* Start *

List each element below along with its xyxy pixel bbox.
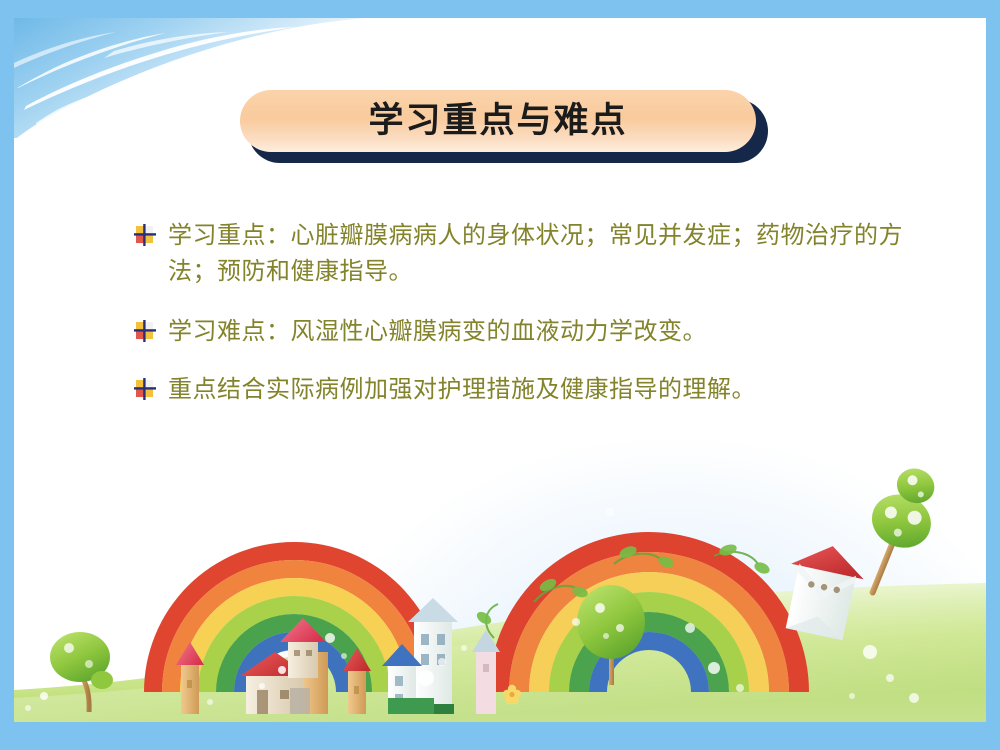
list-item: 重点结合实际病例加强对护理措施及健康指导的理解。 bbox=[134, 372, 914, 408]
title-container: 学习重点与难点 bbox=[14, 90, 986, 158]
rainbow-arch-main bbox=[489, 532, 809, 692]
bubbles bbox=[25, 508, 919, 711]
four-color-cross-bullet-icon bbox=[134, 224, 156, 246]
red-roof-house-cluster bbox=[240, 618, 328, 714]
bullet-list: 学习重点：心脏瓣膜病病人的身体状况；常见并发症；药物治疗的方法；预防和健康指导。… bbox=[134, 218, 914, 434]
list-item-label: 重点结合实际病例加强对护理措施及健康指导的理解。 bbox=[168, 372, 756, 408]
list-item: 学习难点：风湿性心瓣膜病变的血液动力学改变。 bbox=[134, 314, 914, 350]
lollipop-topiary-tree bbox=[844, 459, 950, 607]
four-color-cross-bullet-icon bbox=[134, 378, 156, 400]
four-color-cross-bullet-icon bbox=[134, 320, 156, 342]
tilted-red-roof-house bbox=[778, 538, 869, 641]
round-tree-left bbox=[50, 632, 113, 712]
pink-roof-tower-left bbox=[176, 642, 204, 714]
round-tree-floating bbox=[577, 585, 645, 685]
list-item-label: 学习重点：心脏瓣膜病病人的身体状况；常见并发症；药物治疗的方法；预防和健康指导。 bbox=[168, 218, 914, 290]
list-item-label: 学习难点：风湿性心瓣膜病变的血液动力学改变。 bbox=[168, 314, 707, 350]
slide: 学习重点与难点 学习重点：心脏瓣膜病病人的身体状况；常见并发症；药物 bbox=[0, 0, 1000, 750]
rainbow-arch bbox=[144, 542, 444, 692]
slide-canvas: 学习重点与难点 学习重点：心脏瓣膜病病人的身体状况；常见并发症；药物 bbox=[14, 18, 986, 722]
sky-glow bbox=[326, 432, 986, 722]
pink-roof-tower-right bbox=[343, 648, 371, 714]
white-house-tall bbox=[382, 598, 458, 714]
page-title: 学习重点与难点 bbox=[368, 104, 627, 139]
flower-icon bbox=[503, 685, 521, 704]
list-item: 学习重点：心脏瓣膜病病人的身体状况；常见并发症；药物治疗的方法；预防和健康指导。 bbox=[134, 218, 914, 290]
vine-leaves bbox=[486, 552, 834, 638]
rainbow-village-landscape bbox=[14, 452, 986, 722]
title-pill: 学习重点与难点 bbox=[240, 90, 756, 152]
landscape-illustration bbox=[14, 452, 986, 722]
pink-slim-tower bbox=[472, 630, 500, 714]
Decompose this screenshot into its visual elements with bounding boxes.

* End *

DIRECTION:
Copy verbatim the rows from the line with "list-item: 重点结合实际病例加强对护理措施及健康指导的理解。 bbox=[134, 372, 914, 408]" to the line with "red-roof-house-cluster bbox=[240, 618, 328, 714]", including both of those lines.

ANSWER TO THE EXERCISE:
list-item: 重点结合实际病例加强对护理措施及健康指导的理解。 bbox=[134, 372, 914, 408]
title-container: 学习重点与难点 bbox=[14, 90, 986, 158]
rainbow-arch-main bbox=[489, 532, 809, 692]
bubbles bbox=[25, 508, 919, 711]
four-color-cross-bullet-icon bbox=[134, 224, 156, 246]
red-roof-house-cluster bbox=[240, 618, 328, 714]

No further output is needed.